**WHAT IS ASKED:** Answer with one number: how many lines have "objectives".

:::::

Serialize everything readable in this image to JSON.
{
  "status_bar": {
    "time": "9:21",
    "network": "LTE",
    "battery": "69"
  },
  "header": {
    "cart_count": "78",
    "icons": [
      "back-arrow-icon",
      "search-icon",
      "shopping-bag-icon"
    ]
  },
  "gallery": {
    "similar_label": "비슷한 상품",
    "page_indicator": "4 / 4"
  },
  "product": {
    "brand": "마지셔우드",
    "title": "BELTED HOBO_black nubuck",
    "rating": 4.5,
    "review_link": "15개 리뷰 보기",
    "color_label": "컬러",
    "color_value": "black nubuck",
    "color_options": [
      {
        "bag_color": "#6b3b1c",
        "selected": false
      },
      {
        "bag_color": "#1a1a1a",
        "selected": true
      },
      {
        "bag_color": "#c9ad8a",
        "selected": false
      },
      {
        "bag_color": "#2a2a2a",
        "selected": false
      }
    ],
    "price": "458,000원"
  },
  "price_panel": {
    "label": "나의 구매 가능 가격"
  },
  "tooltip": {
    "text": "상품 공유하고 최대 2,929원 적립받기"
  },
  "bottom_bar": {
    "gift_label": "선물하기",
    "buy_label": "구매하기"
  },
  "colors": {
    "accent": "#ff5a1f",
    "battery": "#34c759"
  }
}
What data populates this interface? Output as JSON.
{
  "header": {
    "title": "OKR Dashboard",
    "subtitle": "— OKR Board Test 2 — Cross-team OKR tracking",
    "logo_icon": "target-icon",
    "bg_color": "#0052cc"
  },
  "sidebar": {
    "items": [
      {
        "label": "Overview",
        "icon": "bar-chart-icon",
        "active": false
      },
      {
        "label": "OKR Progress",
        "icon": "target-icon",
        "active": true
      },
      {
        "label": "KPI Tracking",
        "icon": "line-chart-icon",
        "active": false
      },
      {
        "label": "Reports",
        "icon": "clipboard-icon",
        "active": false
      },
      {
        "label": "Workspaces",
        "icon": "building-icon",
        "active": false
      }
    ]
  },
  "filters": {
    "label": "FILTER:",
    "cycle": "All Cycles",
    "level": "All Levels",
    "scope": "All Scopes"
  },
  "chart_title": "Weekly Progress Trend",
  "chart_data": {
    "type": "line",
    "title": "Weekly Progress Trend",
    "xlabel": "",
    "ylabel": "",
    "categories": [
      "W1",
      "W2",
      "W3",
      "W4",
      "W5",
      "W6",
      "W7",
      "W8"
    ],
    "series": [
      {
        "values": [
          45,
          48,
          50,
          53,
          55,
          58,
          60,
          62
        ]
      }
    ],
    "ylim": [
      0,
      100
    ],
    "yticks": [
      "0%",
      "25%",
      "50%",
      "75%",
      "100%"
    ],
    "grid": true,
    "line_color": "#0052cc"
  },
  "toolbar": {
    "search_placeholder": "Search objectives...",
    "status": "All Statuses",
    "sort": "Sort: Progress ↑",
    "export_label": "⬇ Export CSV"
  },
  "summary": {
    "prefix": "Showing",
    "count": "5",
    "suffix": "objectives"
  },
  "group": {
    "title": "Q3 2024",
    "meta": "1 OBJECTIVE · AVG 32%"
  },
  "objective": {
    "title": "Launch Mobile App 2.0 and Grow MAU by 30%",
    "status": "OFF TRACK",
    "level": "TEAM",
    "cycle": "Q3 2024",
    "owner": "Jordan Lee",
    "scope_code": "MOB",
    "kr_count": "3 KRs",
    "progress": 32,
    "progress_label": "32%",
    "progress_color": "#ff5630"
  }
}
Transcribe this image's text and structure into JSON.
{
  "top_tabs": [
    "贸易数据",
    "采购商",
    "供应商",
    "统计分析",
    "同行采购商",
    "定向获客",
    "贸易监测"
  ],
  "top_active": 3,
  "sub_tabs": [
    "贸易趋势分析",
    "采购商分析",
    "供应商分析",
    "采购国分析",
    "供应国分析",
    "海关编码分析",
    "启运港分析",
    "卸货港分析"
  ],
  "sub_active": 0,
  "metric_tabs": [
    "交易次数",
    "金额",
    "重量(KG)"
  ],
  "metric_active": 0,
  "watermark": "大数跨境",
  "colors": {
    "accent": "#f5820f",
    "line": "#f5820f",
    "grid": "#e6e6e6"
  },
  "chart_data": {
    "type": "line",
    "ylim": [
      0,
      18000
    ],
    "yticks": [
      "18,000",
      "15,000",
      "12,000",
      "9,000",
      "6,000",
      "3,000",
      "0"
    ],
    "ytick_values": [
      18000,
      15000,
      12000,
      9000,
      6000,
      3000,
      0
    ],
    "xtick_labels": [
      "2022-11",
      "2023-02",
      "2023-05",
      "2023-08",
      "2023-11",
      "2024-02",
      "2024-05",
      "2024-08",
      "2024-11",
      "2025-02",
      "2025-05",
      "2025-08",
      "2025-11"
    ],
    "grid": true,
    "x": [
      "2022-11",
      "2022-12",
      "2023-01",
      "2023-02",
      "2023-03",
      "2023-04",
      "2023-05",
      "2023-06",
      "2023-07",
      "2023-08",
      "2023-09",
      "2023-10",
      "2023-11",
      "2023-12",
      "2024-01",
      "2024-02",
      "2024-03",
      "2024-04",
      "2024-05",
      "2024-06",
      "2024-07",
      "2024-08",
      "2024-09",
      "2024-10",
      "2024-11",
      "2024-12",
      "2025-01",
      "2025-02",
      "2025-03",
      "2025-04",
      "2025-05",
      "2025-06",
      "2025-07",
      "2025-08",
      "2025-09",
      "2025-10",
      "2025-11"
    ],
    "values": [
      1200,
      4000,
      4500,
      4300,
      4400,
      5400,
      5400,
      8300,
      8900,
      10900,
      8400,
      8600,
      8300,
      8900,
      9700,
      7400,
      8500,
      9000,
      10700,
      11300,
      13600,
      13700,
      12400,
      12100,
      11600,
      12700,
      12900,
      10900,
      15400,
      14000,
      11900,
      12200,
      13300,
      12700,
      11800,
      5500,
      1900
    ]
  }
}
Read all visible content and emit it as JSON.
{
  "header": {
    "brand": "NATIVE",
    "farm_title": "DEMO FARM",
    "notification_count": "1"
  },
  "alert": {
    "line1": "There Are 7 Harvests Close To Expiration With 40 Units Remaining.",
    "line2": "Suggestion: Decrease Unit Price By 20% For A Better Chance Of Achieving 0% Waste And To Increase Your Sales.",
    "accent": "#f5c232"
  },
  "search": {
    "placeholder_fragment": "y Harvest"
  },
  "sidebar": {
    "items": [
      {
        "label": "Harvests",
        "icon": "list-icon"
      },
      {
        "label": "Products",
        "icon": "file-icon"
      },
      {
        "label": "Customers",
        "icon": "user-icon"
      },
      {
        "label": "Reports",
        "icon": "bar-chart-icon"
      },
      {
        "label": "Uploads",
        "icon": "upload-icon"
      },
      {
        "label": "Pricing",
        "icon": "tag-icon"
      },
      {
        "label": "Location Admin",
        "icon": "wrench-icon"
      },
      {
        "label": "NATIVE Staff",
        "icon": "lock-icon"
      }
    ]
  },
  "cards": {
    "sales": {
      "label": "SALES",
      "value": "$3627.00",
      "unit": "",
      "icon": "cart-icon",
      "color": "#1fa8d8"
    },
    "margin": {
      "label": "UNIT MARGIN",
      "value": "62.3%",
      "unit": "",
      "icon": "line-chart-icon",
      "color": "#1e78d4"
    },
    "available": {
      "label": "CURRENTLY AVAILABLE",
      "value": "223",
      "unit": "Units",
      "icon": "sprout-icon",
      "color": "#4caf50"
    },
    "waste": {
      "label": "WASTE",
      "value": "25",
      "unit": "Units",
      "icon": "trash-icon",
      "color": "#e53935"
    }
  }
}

:::::

**OUTPUT:** 2